Dataset listings of figures
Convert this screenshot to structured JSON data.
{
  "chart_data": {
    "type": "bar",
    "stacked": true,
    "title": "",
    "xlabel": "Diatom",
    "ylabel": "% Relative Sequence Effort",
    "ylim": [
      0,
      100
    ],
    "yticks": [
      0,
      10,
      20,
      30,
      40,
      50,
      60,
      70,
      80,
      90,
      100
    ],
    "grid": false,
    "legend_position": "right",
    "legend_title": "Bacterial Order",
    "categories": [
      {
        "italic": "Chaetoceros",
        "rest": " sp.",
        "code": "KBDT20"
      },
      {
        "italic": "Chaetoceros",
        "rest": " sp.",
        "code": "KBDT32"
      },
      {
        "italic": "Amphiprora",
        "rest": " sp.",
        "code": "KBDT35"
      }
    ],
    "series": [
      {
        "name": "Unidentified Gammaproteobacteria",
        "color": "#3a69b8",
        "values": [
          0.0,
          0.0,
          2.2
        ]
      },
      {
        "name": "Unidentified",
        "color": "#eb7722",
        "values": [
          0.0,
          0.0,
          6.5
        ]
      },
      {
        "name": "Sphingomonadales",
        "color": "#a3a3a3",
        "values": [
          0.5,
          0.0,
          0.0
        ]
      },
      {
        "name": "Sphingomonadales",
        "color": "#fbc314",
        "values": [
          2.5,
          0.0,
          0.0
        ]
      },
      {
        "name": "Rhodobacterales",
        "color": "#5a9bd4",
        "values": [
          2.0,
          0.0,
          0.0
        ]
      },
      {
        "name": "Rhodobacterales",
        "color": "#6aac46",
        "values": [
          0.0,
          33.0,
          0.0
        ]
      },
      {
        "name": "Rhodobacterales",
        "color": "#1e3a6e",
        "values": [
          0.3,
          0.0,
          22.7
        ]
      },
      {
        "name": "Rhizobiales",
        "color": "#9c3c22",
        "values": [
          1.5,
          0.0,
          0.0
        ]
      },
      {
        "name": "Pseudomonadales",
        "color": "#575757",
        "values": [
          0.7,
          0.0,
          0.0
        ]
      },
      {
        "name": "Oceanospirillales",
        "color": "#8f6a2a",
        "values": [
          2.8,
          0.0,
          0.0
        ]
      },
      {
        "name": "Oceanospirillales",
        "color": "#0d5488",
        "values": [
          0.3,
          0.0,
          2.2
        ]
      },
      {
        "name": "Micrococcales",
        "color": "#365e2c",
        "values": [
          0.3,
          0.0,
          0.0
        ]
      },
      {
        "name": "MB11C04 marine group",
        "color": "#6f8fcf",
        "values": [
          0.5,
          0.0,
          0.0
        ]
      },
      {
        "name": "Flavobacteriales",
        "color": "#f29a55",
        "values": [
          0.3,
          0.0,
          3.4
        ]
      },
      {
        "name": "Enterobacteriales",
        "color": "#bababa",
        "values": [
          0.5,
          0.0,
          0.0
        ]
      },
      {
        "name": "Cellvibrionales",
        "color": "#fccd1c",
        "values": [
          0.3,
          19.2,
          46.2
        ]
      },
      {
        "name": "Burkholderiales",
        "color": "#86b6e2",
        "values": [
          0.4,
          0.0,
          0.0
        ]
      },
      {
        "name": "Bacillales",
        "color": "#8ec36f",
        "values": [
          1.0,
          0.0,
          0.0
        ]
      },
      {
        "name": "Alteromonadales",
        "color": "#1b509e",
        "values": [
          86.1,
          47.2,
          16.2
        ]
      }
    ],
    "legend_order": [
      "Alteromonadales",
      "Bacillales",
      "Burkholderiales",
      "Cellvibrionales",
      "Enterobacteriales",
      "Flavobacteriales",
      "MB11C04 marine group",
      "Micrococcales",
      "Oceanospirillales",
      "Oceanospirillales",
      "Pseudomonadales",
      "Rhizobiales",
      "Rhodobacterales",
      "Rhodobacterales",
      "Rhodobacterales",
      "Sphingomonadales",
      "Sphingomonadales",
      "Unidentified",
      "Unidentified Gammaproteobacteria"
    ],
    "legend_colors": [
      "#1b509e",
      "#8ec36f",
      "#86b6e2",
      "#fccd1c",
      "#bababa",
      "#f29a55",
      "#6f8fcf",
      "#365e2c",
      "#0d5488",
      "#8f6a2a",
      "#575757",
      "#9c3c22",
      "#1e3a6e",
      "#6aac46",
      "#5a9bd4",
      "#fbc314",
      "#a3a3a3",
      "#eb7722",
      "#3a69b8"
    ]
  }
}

▸ **Exercise prompt**
Reproduce the records above exactly, character for character.

▸ **Solution for this exercise**
Convert this screenshot to structured JSON data.
{
  "chart_data": {
    "type": "bar",
    "stacked": true,
    "title": "",
    "xlabel": "Diatom",
    "ylabel": "% Relative Sequence Effort",
    "ylim": [
      0,
      100
    ],
    "yticks": [
      0,
      10,
      20,
      30,
      40,
      50,
      60,
      70,
      80,
      90,
      100
    ],
    "grid": false,
    "legend_position": "right",
    "legend_title": "Bacterial Order",
    "categories": [
      {
        "italic": "Chaetoceros",
        "rest": " sp.",
        "code": "KBDT20"
      },
      {
        "italic": "Chaetoceros",
        "rest": " sp.",
        "code": "KBDT32"
      },
      {
        "italic": "Amphiprora",
        "rest": " sp.",
        "code": "KBDT35"
      }
    ],
    "series": [
      {
        "name": "Unidentified Gammaproteobacteria",
        "color": "#3a69b8",
        "values": [
          0.0,
          0.0,
          2.2
        ]
      },
      {
        "name": "Unidentified",
        "color": "#eb7722",
        "values": [
          0.0,
          0.0,
          6.5
        ]
      },
      {
        "name": "Sphingomonadales",
        "color": "#a3a3a3",
        "values": [
          0.5,
          0.0,
          0.0
        ]
      },
      {
        "name": "Sphingomonadales",
        "color": "#fbc314",
        "values": [
          2.5,
          0.0,
          0.0
        ]
      },
      {
        "name": "Rhodobacterales",
        "color": "#5a9bd4",
        "values": [
          2.0,
          0.0,
          0.0
        ]
      },
      {
        "name": "Rhodobacterales",
        "color": "#6aac46",
        "values": [
          0.0,
          33.0,
          0.0
        ]
      },
      {
        "name": "Rhodobacterales",
        "color": "#1e3a6e",
        "values": [
          0.3,
          0.0,
          22.7
        ]
      },
      {
        "name": "Rhizobiales",
        "color": "#9c3c22",
        "values": [
          1.5,
          0.0,
          0.0
        ]
      },
      {
        "name": "Pseudomonadales",
        "color": "#575757",
        "values": [
          0.7,
          0.0,
          0.0
        ]
      },
      {
        "name": "Oceanospirillales",
        "color": "#8f6a2a",
        "values": [
          2.8,
          0.0,
          0.0
        ]
      },
      {
        "name": "Oceanospirillales",
        "color": "#0d5488",
        "values": [
          0.3,
          0.0,
          2.2
        ]
      },
      {
        "name": "Micrococcales",
        "color": "#365e2c",
        "values": [
          0.3,
          0.0,
          0.0
        ]
      },
      {
        "name": "MB11C04 marine group",
        "color": "#6f8fcf",
        "values": [
          0.5,
          0.0,
          0.0
        ]
      },
      {
        "name": "Flavobacteriales",
        "color": "#f29a55",
        "values": [
          0.3,
          0.0,
          3.4
        ]
      },
      {
        "name": "Enterobacteriales",
        "color": "#bababa",
        "values": [
          0.5,
          0.0,
          0.0
        ]
      },
      {
        "name": "Cellvibrionales",
        "color": "#fccd1c",
        "values": [
          0.3,
          19.2,
          46.2
        ]
      },
      {
        "name": "Burkholderiales",
        "color": "#86b6e2",
        "values": [
          0.4,
          0.0,
          0.0
        ]
      },
      {
        "name": "Bacillales",
        "color": "#8ec36f",
        "values": [
          1.0,
          0.0,
          0.0
        ]
      },
      {
        "name": "Alteromonadales",
        "color": "#1b509e",
        "values": [
          86.1,
          47.2,
          16.2
        ]
      }
    ],
    "legend_order": [
      "Alteromonadales",
      "Bacillales",
      "Burkholderiales",
      "Cellvibrionales",
      "Enterobacteriales",
      "Flavobacteriales",
      "MB11C04 marine group",
      "Micrococcales",
      "Oceanospirillales",
      "Oceanospirillales",
      "Pseudomonadales",
      "Rhizobiales",
      "Rhodobacterales",
      "Rhodobacterales",
      "Rhodobacterales",
      "Sphingomonadales",
      "Sphingomonadales",
      "Unidentified",
      "Unidentified Gammaproteobacteria"
    ],
    "legend_colors": [
      "#1b509e",
      "#8ec36f",
      "#86b6e2",
      "#fccd1c",
      "#bababa",
      "#f29a55",
      "#6f8fcf",
      "#365e2c",
      "#0d5488",
      "#8f6a2a",
      "#575757",
      "#9c3c22",
      "#1e3a6e",
      "#6aac46",
      "#5a9bd4",
      "#fbc314",
      "#a3a3a3",
      "#eb7722",
      "#3a69b8"
    ]
  }
}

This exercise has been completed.